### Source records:
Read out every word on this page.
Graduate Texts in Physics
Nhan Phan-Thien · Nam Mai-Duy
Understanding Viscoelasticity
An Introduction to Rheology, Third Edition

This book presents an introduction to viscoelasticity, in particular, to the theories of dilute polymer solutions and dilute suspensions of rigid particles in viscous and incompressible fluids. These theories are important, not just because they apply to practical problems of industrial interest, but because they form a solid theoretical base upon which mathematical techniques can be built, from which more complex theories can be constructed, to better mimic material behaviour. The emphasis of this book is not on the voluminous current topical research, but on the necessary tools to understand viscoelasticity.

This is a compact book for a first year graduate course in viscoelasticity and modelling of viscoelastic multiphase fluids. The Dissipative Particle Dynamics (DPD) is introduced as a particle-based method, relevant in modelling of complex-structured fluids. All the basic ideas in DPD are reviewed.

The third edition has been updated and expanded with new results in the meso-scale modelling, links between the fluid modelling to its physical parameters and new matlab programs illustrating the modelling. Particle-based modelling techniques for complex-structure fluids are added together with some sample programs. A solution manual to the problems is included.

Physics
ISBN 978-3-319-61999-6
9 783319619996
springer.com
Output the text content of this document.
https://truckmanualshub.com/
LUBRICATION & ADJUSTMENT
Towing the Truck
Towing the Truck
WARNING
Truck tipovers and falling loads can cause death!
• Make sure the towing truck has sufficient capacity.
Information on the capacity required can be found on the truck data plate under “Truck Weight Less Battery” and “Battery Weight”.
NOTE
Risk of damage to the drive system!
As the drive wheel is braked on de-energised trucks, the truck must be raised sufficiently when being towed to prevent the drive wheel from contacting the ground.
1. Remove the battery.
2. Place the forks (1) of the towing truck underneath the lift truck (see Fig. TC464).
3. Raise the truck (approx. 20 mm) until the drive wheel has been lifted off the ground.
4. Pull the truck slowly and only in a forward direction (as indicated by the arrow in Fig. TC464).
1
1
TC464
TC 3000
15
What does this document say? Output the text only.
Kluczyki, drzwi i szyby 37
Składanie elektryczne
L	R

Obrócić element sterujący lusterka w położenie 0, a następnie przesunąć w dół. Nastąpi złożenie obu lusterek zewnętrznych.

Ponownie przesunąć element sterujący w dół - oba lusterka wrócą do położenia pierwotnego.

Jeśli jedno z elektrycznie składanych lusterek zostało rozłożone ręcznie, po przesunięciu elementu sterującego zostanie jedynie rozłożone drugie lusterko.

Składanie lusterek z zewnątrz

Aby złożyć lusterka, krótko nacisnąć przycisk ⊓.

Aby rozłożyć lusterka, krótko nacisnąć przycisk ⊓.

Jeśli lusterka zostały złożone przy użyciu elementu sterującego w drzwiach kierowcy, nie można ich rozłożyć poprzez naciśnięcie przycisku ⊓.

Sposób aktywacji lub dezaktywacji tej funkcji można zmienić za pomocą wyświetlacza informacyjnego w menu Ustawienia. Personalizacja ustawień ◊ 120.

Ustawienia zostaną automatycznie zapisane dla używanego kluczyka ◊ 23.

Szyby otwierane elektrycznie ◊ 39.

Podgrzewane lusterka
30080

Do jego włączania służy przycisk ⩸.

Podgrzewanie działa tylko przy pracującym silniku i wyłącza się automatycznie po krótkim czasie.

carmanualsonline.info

### Aim:
Collect the lines of the data that carry the word "sterujący".

### Task response:
Obrócić element sterujący lusterka w położenie 0, a następnie przesunąć w dół. Nastąpi złożenie obu lusterek zewnętrznych.
Ponownie przesunąć element sterujący w dół - oba lusterka wrócą do położenia pierwotnego.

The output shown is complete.